Provided data:

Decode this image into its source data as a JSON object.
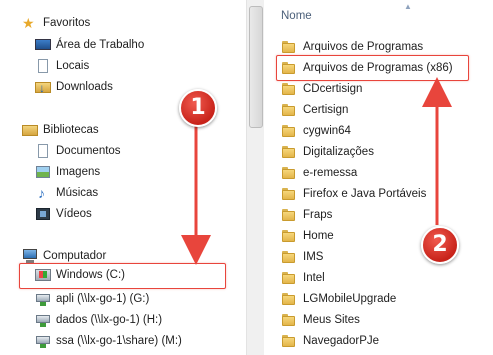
{
  "nav": {
    "favorites": {
      "label": "Favoritos",
      "items": [
        {
          "label": "Área de Trabalho",
          "icon": "desktop-icon"
        },
        {
          "label": "Locais",
          "icon": "recent-places-icon"
        },
        {
          "label": "Downloads",
          "icon": "downloads-folder-icon"
        }
      ]
    },
    "libraries": {
      "label": "Bibliotecas",
      "items": [
        {
          "label": "Documentos",
          "icon": "documents-icon"
        },
        {
          "label": "Imagens",
          "icon": "pictures-icon"
        },
        {
          "label": "Músicas",
          "icon": "music-icon"
        },
        {
          "label": "Vídeos",
          "icon": "videos-icon"
        }
      ]
    },
    "computer": {
      "label": "Computador",
      "items": [
        {
          "label": "Windows (C:)",
          "icon": "windows-drive-icon"
        },
        {
          "label": "apli (\\\\lx-go-1) (G:)",
          "icon": "network-drive-icon"
        },
        {
          "label": "dados (\\\\lx-go-1) (H:)",
          "icon": "network-drive-icon"
        },
        {
          "label": "ssa (\\\\lx-go-1\\share) (M:)",
          "icon": "network-drive-icon"
        }
      ]
    }
  },
  "content": {
    "column_header": "Nome",
    "files": [
      "Arquivos de Programas",
      "Arquivos de Programas (x86)",
      "CDcertisign",
      "Certisign",
      "cygwin64",
      "Digitalizações",
      "e-remessa",
      "Firefox e Java Portáveis",
      "Fraps",
      "Home",
      "IMS",
      "Intel",
      "LGMobileUpgrade",
      "Meus Sites",
      "NavegadorPJe"
    ]
  },
  "annotations": {
    "badge1": "1",
    "badge2": "2",
    "color": "#e8453c"
  }
}
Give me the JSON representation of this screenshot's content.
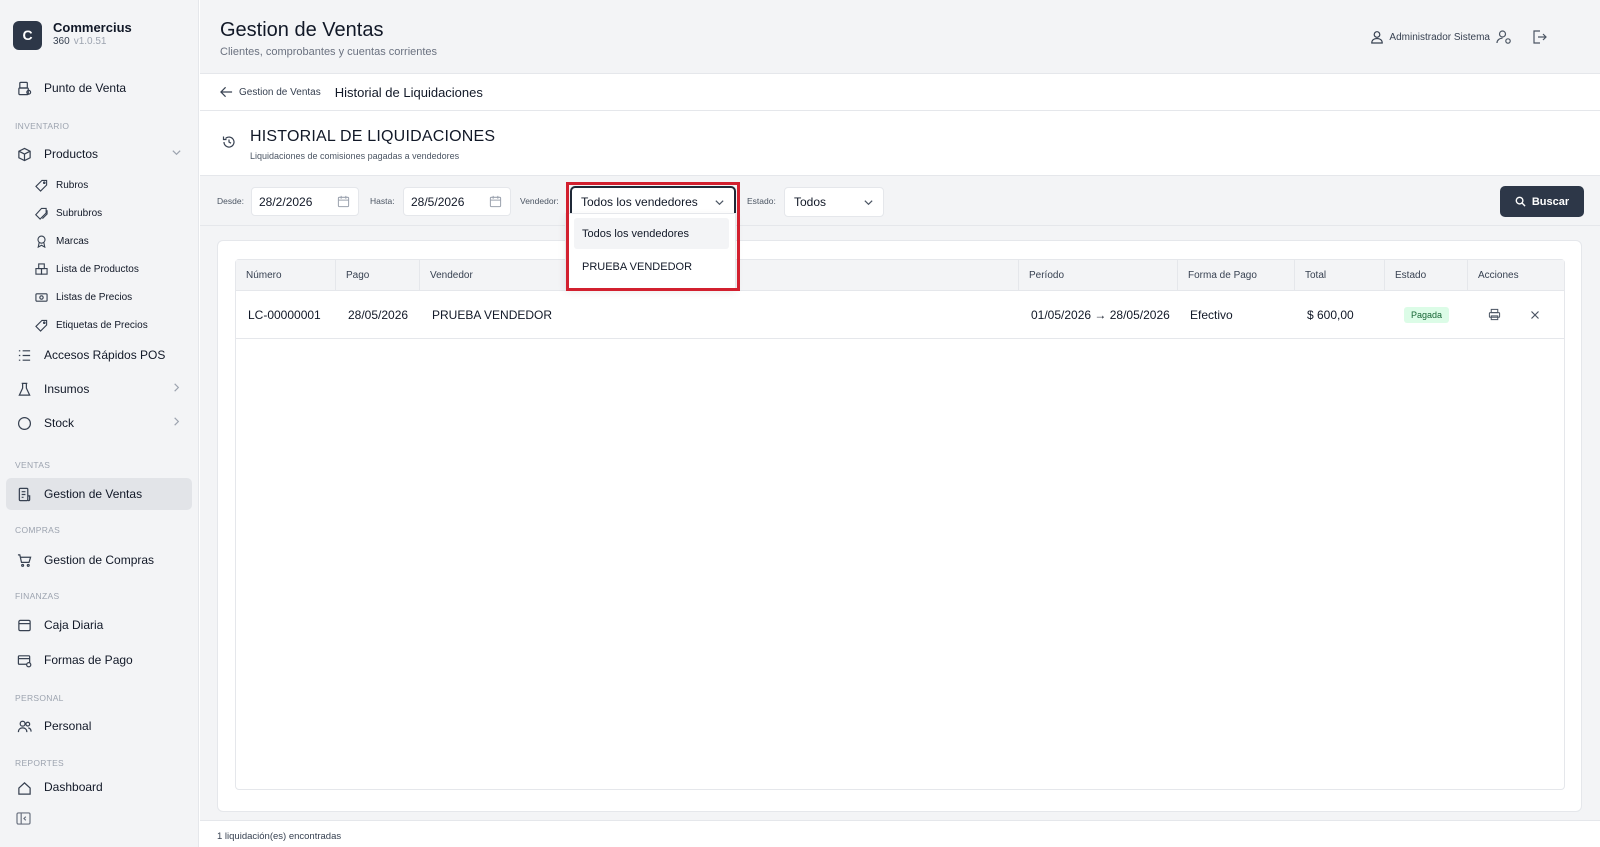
{
  "brand": {
    "initial": "C",
    "name": "Commercius",
    "product": "360",
    "version": "v1.0.51"
  },
  "sidebar": {
    "punto_venta": "Punto de Venta",
    "sec_inventario": "INVENTARIO",
    "productos": "Productos",
    "rubros": "Rubros",
    "subrubros": "Subrubros",
    "marcas": "Marcas",
    "lista_productos": "Lista de Productos",
    "listas_precios": "Listas de Precios",
    "etiquetas": "Etiquetas de Precios",
    "accesos": "Accesos Rápidos POS",
    "insumos": "Insumos",
    "stock": "Stock",
    "sec_ventas": "VENTAS",
    "gestion_ventas": "Gestion de Ventas",
    "sec_compras": "COMPRAS",
    "gestion_compras": "Gestion de Compras",
    "sec_finanzas": "FINANZAS",
    "caja": "Caja Diaria",
    "formas_pago": "Formas de Pago",
    "sec_personal": "PERSONAL",
    "personal": "Personal",
    "sec_reportes": "REPORTES",
    "dashboard": "Dashboard"
  },
  "header": {
    "title": "Gestion de Ventas",
    "subtitle": "Clientes, comprobantes y cuentas corrientes",
    "user": "Administrador Sistema"
  },
  "breadcrumb": {
    "back": "Gestion de Ventas",
    "current": "Historial de Liquidaciones"
  },
  "page": {
    "title": "HISTORIAL DE LIQUIDACIONES",
    "subtitle": "Liquidaciones de comisiones pagadas a vendedores"
  },
  "filters": {
    "desde_label": "Desde:",
    "desde_value": "28/2/2026",
    "hasta_label": "Hasta:",
    "hasta_value": "28/5/2026",
    "vendedor_label": "Vendedor:",
    "vendedor_value": "Todos los vendedores",
    "estado_label": "Estado:",
    "estado_value": "Todos",
    "buscar": "Buscar"
  },
  "dropdown": {
    "options": [
      "Todos los vendedores",
      "PRUEBA VENDEDOR"
    ]
  },
  "table": {
    "columns": [
      "Número",
      "Pago",
      "Vendedor",
      "Período",
      "Forma de Pago",
      "Total",
      "Estado",
      "Acciones"
    ],
    "rows": [
      {
        "numero": "LC-00000001",
        "pago": "28/05/2026",
        "vendedor": "PRUEBA VENDEDOR",
        "periodo": "01/05/2026 → 28/05/2026",
        "forma_pago": "Efectivo",
        "total": "$ 600,00",
        "estado": "Pagada"
      }
    ]
  },
  "footer": {
    "count_text": "1 liquidación(es) encontradas"
  },
  "colors": {
    "primary": "#2d3748",
    "highlight": "#d2202f",
    "badge_bg": "#dcfce7",
    "badge_text": "#166534"
  }
}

Stated goal:
Send back the data above word for word, with the pictures left out.

Reply to the exercise:
Decode this image into its source data as a JSON object.
{
  "nav": {
    "favorites": {
      "label": "Favoritos",
      "items": [
        {
          "label": "Área de Trabalho",
          "icon": "desktop-icon"
        },
        {
          "label": "Locais",
          "icon": "recent-places-icon"
        },
        {
          "label": "Downloads",
          "icon": "downloads-folder-icon"
        }
      ]
    },
    "libraries": {
      "label": "Bibliotecas",
      "items": [
        {
          "label": "Documentos",
          "icon": "documents-icon"
        },
        {
          "label": "Imagens",
          "icon": "pictures-icon"
        },
        {
          "label": "Músicas",
          "icon": "music-icon"
        },
        {
          "label": "Vídeos",
          "icon": "videos-icon"
        }
      ]
    },
    "computer": {
      "label": "Computador",
      "items": [
        {
          "label": "Windows (C:)",
          "icon": "windows-drive-icon"
        },
        {
          "label": "apli (\\\\lx-go-1) (G:)",
          "icon": "network-drive-icon"
        },
        {
          "label": "dados (\\\\lx-go-1) (H:)",
          "icon": "network-drive-icon"
        },
        {
          "label": "ssa (\\\\lx-go-1\\share) (M:)",
          "icon": "network-drive-icon"
        }
      ]
    }
  },
  "content": {
    "column_header": "Nome",
    "files": [
      "Arquivos de Programas",
      "Arquivos de Programas (x86)",
      "CDcertisign",
      "Certisign",
      "cygwin64",
      "Digitalizações",
      "e-remessa",
      "Firefox e Java Portáveis",
      "Fraps",
      "Home",
      "IMS",
      "Intel",
      "LGMobileUpgrade",
      "Meus Sites",
      "NavegadorPJe"
    ]
  },
  "annotations": {
    "badge1": "1",
    "badge2": "2",
    "color": "#e8453c"
  }
}
Give me the JSON representation of this screenshot's content.
{
  "brand": {
    "initial": "C",
    "name": "Commercius",
    "product": "360",
    "version": "v1.0.51"
  },
  "sidebar": {
    "punto_venta": "Punto de Venta",
    "sec_inventario": "INVENTARIO",
    "productos": "Productos",
    "rubros": "Rubros",
    "subrubros": "Subrubros",
    "marcas": "Marcas",
    "lista_productos": "Lista de Productos",
    "listas_precios": "Listas de Precios",
    "etiquetas": "Etiquetas de Precios",
    "accesos": "Accesos Rápidos POS",
    "insumos": "Insumos",
    "stock": "Stock",
    "sec_ventas": "VENTAS",
    "gestion_ventas": "Gestion de Ventas",
    "sec_compras": "COMPRAS",
    "gestion_compras": "Gestion de Compras",
    "sec_finanzas": "FINANZAS",
    "caja": "Caja Diaria",
    "formas_pago": "Formas de Pago",
    "sec_personal": "PERSONAL",
    "personal": "Personal",
    "sec_reportes": "REPORTES",
    "dashboard": "Dashboard"
  },
  "header": {
    "title": "Gestion de Ventas",
    "subtitle": "Clientes, comprobantes y cuentas corrientes",
    "user": "Administrador Sistema"
  },
  "breadcrumb": {
    "back": "Gestion de Ventas",
    "current": "Historial de Liquidaciones"
  },
  "page": {
    "title": "HISTORIAL DE LIQUIDACIONES",
    "subtitle": "Liquidaciones de comisiones pagadas a vendedores"
  },
  "filters": {
    "desde_label": "Desde:",
    "desde_value": "28/2/2026",
    "hasta_label": "Hasta:",
    "hasta_value": "28/5/2026",
    "vendedor_label": "Vendedor:",
    "vendedor_value": "Todos los vendedores",
    "estado_label": "Estado:",
    "estado_value": "Todos",
    "buscar": "Buscar"
  },
  "dropdown": {
    "options": [
      "Todos los vendedores",
      "PRUEBA VENDEDOR"
    ]
  },
  "table": {
    "columns": [
      "Número",
      "Pago",
      "Vendedor",
      "Período",
      "Forma de Pago",
      "Total",
      "Estado",
      "Acciones"
    ],
    "rows": [
      {
        "numero": "LC-00000001",
        "pago": "28/05/2026",
        "vendedor": "PRUEBA VENDEDOR",
        "periodo": "01/05/2026 → 28/05/2026",
        "forma_pago": "Efectivo",
        "total": "$ 600,00",
        "estado": "Pagada"
      }
    ]
  },
  "footer": {
    "count_text": "1 liquidación(es) encontradas"
  },
  "colors": {
    "primary": "#2d3748",
    "highlight": "#d2202f",
    "badge_bg": "#dcfce7",
    "badge_text": "#166534"
  }
}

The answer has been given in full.